Task material
+++++

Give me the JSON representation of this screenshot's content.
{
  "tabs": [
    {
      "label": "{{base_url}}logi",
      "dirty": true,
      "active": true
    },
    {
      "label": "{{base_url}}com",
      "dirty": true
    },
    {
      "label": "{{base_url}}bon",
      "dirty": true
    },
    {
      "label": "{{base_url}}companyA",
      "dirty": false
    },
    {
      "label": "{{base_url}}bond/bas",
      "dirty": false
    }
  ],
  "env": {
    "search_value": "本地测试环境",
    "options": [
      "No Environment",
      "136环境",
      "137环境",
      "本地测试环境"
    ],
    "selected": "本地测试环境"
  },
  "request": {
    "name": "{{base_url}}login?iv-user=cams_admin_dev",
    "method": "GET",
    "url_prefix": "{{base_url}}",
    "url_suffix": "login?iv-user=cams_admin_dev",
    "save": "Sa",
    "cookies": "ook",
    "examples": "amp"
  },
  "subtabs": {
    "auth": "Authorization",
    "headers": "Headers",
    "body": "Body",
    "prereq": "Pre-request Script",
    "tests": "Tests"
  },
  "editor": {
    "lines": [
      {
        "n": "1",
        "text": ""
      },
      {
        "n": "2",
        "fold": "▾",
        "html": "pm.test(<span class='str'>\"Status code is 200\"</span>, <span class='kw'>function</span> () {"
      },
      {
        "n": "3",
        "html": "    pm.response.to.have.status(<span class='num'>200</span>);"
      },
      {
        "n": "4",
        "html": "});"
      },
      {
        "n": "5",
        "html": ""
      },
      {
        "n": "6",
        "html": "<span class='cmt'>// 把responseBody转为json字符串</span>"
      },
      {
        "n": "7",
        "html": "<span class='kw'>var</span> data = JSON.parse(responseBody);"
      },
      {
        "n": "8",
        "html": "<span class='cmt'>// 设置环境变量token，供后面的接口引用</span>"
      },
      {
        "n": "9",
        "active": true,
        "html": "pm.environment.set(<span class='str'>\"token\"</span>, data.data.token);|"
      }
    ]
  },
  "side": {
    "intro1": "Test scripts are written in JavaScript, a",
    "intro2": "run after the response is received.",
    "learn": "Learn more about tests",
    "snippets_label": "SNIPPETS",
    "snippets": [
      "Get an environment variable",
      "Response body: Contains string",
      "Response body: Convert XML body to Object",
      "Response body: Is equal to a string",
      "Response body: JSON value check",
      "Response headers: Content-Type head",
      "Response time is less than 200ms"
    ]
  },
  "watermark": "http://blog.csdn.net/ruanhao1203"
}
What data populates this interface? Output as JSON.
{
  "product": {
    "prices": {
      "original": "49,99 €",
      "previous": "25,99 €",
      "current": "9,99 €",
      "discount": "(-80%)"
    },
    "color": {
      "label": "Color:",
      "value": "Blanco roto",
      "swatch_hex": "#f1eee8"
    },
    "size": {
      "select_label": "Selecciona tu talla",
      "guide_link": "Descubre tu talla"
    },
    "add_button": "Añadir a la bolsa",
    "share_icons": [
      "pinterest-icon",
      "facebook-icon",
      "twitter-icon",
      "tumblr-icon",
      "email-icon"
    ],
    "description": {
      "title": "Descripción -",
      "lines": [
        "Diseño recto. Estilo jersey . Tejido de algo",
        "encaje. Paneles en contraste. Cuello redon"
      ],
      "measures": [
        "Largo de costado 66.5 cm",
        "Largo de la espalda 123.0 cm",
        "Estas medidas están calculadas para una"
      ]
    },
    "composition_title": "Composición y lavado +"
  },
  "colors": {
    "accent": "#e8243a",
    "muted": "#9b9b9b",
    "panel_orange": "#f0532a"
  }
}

+++++

Directions for this task
Copy the material above verbatim.

Written response
Give me the JSON representation of this screenshot's content.
{
  "tabs": [
    {
      "label": "{{base_url}}logi",
      "dirty": true,
      "active": true
    },
    {
      "label": "{{base_url}}com",
      "dirty": true
    },
    {
      "label": "{{base_url}}bon",
      "dirty": true
    },
    {
      "label": "{{base_url}}companyA",
      "dirty": false
    },
    {
      "label": "{{base_url}}bond/bas",
      "dirty": false
    }
  ],
  "env": {
    "search_value": "本地测试环境",
    "options": [
      "No Environment",
      "136环境",
      "137环境",
      "本地测试环境"
    ],
    "selected": "本地测试环境"
  },
  "request": {
    "name": "{{base_url}}login?iv-user=cams_admin_dev",
    "method": "GET",
    "url_prefix": "{{base_url}}",
    "url_suffix": "login?iv-user=cams_admin_dev",
    "save": "Sa",
    "cookies": "ook",
    "examples": "amp"
  },
  "subtabs": {
    "auth": "Authorization",
    "headers": "Headers",
    "body": "Body",
    "prereq": "Pre-request Script",
    "tests": "Tests"
  },
  "editor": {
    "lines": [
      {
        "n": "1",
        "text": ""
      },
      {
        "n": "2",
        "fold": "▾",
        "html": "pm.test(<span class='str'>\"Status code is 200\"</span>, <span class='kw'>function</span> () {"
      },
      {
        "n": "3",
        "html": "    pm.response.to.have.status(<span class='num'>200</span>);"
      },
      {
        "n": "4",
        "html": "});"
      },
      {
        "n": "5",
        "html": ""
      },
      {
        "n": "6",
        "html": "<span class='cmt'>// 把responseBody转为json字符串</span>"
      },
      {
        "n": "7",
        "html": "<span class='kw'>var</span> data = JSON.parse(responseBody);"
      },
      {
        "n": "8",
        "html": "<span class='cmt'>// 设置环境变量token，供后面的接口引用</span>"
      },
      {
        "n": "9",
        "active": true,
        "html": "pm.environment.set(<span class='str'>\"token\"</span>, data.data.token);|"
      }
    ]
  },
  "side": {
    "intro1": "Test scripts are written in JavaScript, a",
    "intro2": "run after the response is received.",
    "learn": "Learn more about tests",
    "snippets_label": "SNIPPETS",
    "snippets": [
      "Get an environment variable",
      "Response body: Contains string",
      "Response body: Convert XML body to Object",
      "Response body: Is equal to a string",
      "Response body: JSON value check",
      "Response headers: Content-Type head",
      "Response time is less than 200ms"
    ]
  },
  "watermark": "http://blog.csdn.net/ruanhao1203"
}
What data populates this interface? Output as JSON.
{
  "product": {
    "prices": {
      "original": "49,99 €",
      "previous": "25,99 €",
      "current": "9,99 €",
      "discount": "(-80%)"
    },
    "color": {
      "label": "Color:",
      "value": "Blanco roto",
      "swatch_hex": "#f1eee8"
    },
    "size": {
      "select_label": "Selecciona tu talla",
      "guide_link": "Descubre tu talla"
    },
    "add_button": "Añadir a la bolsa",
    "share_icons": [
      "pinterest-icon",
      "facebook-icon",
      "twitter-icon",
      "tumblr-icon",
      "email-icon"
    ],
    "description": {
      "title": "Descripción -",
      "lines": [
        "Diseño recto. Estilo jersey . Tejido de algo",
        "encaje. Paneles en contraste. Cuello redon"
      ],
      "measures": [
        "Largo de costado 66.5 cm",
        "Largo de la espalda 123.0 cm",
        "Estas medidas están calculadas para una"
      ]
    },
    "composition_title": "Composición y lavado +"
  },
  "colors": {
    "accent": "#e8243a",
    "muted": "#9b9b9b",
    "panel_orange": "#f0532a"
  }
}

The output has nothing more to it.